Reproduce the entire listing word for word.

## start Records supplied

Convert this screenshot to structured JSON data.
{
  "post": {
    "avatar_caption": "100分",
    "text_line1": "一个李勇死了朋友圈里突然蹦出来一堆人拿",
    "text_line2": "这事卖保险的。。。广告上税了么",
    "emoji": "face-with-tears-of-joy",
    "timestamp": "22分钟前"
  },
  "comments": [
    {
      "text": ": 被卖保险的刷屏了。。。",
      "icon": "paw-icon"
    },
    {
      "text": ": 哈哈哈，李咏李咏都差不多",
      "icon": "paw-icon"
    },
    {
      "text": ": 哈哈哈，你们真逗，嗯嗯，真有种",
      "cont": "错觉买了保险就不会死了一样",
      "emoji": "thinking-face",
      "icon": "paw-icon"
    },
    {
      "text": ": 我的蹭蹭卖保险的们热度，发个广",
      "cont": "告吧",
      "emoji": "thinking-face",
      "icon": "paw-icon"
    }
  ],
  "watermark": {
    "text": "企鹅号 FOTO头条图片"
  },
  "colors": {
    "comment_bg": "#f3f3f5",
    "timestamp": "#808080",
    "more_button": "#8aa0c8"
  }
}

## end Records supplied

__Solution to the exercise__:
Convert this screenshot to structured JSON data.
{
  "post": {
    "avatar_caption": "100分",
    "text_line1": "一个李勇死了朋友圈里突然蹦出来一堆人拿",
    "text_line2": "这事卖保险的。。。广告上税了么",
    "emoji": "face-with-tears-of-joy",
    "timestamp": "22分钟前"
  },
  "comments": [
    {
      "text": ": 被卖保险的刷屏了。。。",
      "icon": "paw-icon"
    },
    {
      "text": ": 哈哈哈，李咏李咏都差不多",
      "icon": "paw-icon"
    },
    {
      "text": ": 哈哈哈，你们真逗，嗯嗯，真有种",
      "cont": "错觉买了保险就不会死了一样",
      "emoji": "thinking-face",
      "icon": "paw-icon"
    },
    {
      "text": ": 我的蹭蹭卖保险的们热度，发个广",
      "cont": "告吧",
      "emoji": "thinking-face",
      "icon": "paw-icon"
    }
  ],
  "watermark": {
    "text": "企鹅号 FOTO头条图片"
  },
  "colors": {
    "comment_bg": "#f3f3f5",
    "timestamp": "#808080",
    "more_button": "#8aa0c8"
  }
}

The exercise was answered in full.